## What is needed
Leave out the pictures and repeat every record exactly.

## Record extracts
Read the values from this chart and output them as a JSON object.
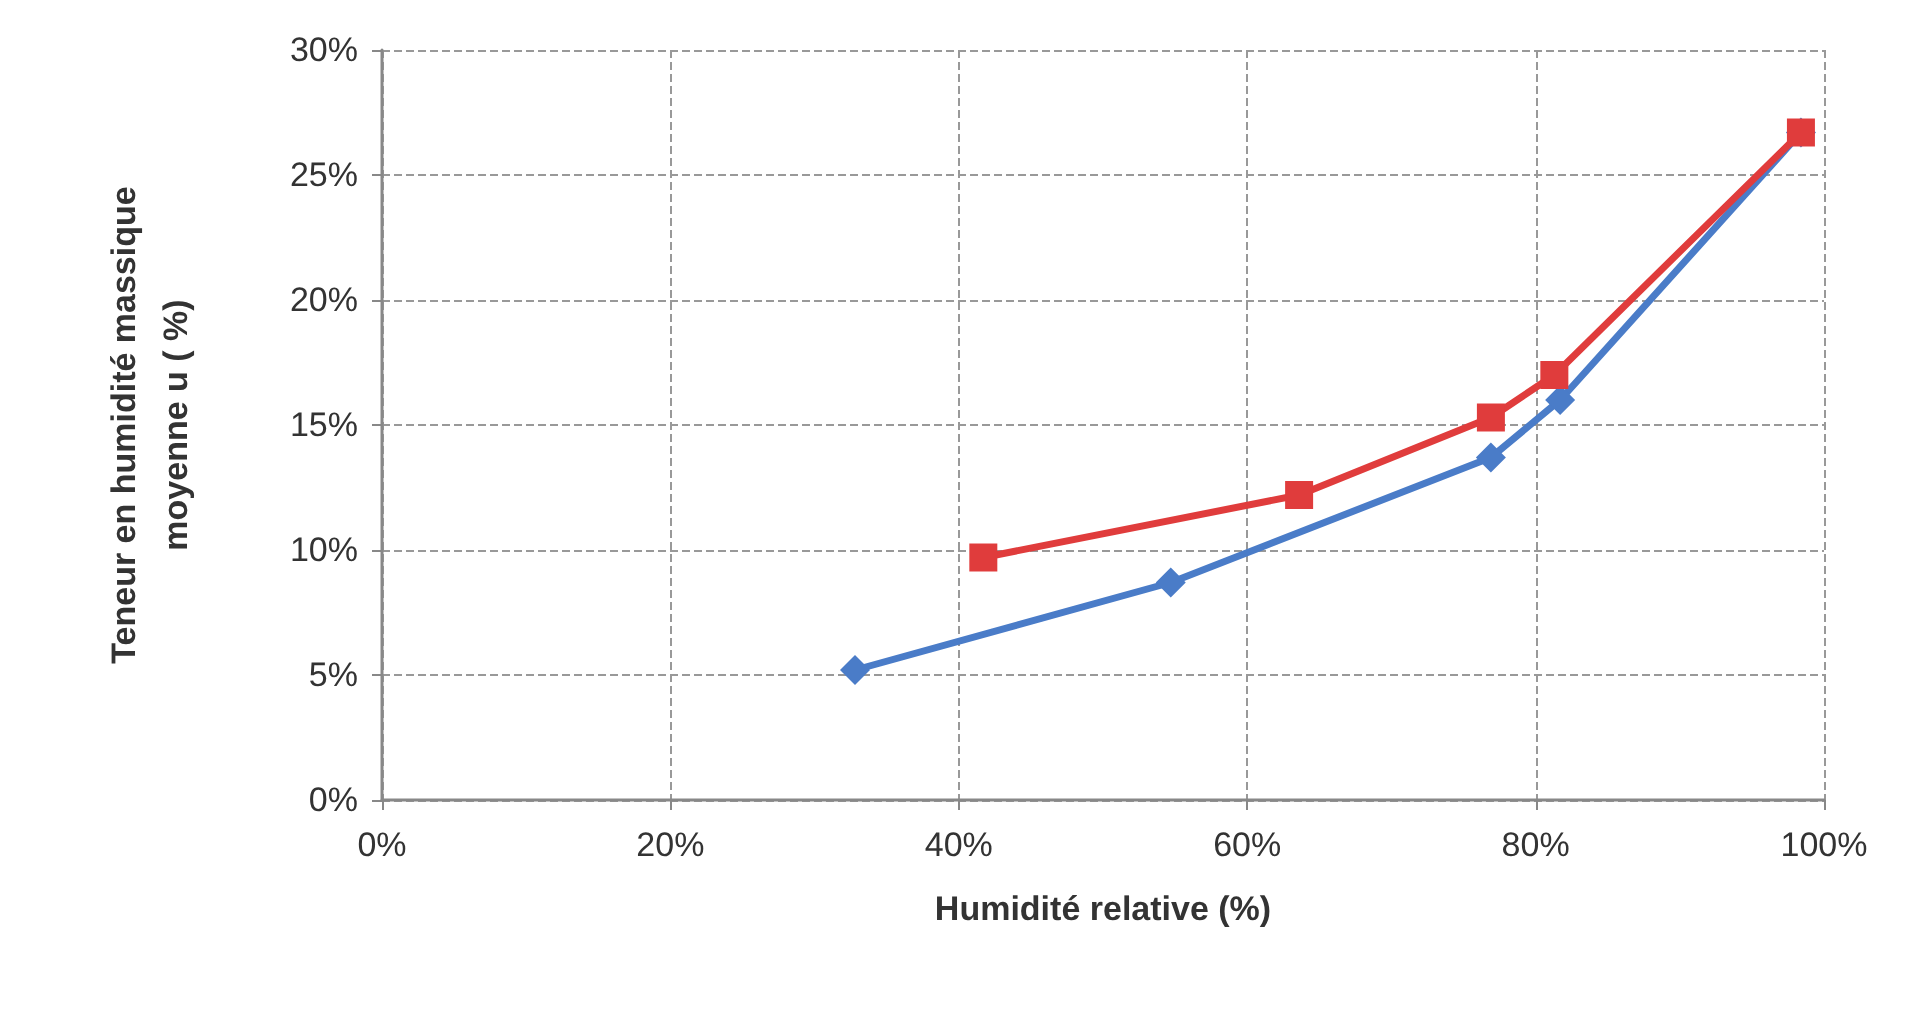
{
  "chart_data": {
    "type": "line",
    "xlabel": "Humidité relative (%)",
    "ylabel": "Teneur en humidité massique moyenne u ( %)",
    "xlim": [
      0,
      100
    ],
    "xticks": [
      {
        "value": 0,
        "label": "0%"
      },
      {
        "value": 20,
        "label": "20%"
      },
      {
        "value": 40,
        "label": "40%"
      },
      {
        "value": 60,
        "label": "60%"
      },
      {
        "value": 80,
        "label": "80%"
      },
      {
        "value": 100,
        "label": "100%"
      }
    ],
    "ylim": [
      0,
      30
    ],
    "yticks": [
      {
        "value": 0,
        "label": "0%"
      },
      {
        "value": 5,
        "label": "5%"
      },
      {
        "value": 10,
        "label": "10%"
      },
      {
        "value": 15,
        "label": "15%"
      },
      {
        "value": 20,
        "label": "20%"
      },
      {
        "value": 25,
        "label": "25%"
      },
      {
        "value": 30,
        "label": "30%"
      }
    ],
    "grid": true,
    "series": [
      {
        "color": "#4a7cc8",
        "marker": "diamond",
        "x": [
          32.8,
          54.7,
          76.9,
          81.7,
          98.4
        ],
        "values": [
          5.2,
          8.7,
          13.7,
          16.0,
          26.7
        ]
      },
      {
        "color": "#e03c3c",
        "marker": "square",
        "x": [
          41.7,
          63.6,
          76.9,
          81.3,
          98.4
        ],
        "values": [
          9.7,
          12.2,
          15.3,
          17.0,
          26.7
        ]
      }
    ]
  }
}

## Task solution
Read the values from this chart and output them as a JSON object.
{
  "chart_data": {
    "type": "line",
    "xlabel": "Humidité relative (%)",
    "ylabel": "Teneur en humidité massique moyenne u ( %)",
    "xlim": [
      0,
      100
    ],
    "xticks": [
      {
        "value": 0,
        "label": "0%"
      },
      {
        "value": 20,
        "label": "20%"
      },
      {
        "value": 40,
        "label": "40%"
      },
      {
        "value": 60,
        "label": "60%"
      },
      {
        "value": 80,
        "label": "80%"
      },
      {
        "value": 100,
        "label": "100%"
      }
    ],
    "ylim": [
      0,
      30
    ],
    "yticks": [
      {
        "value": 0,
        "label": "0%"
      },
      {
        "value": 5,
        "label": "5%"
      },
      {
        "value": 10,
        "label": "10%"
      },
      {
        "value": 15,
        "label": "15%"
      },
      {
        "value": 20,
        "label": "20%"
      },
      {
        "value": 25,
        "label": "25%"
      },
      {
        "value": 30,
        "label": "30%"
      }
    ],
    "grid": true,
    "series": [
      {
        "color": "#4a7cc8",
        "marker": "diamond",
        "x": [
          32.8,
          54.7,
          76.9,
          81.7,
          98.4
        ],
        "values": [
          5.2,
          8.7,
          13.7,
          16.0,
          26.7
        ]
      },
      {
        "color": "#e03c3c",
        "marker": "square",
        "x": [
          41.7,
          63.6,
          76.9,
          81.3,
          98.4
        ],
        "values": [
          9.7,
          12.2,
          15.3,
          17.0,
          26.7
        ]
      }
    ]
  }
}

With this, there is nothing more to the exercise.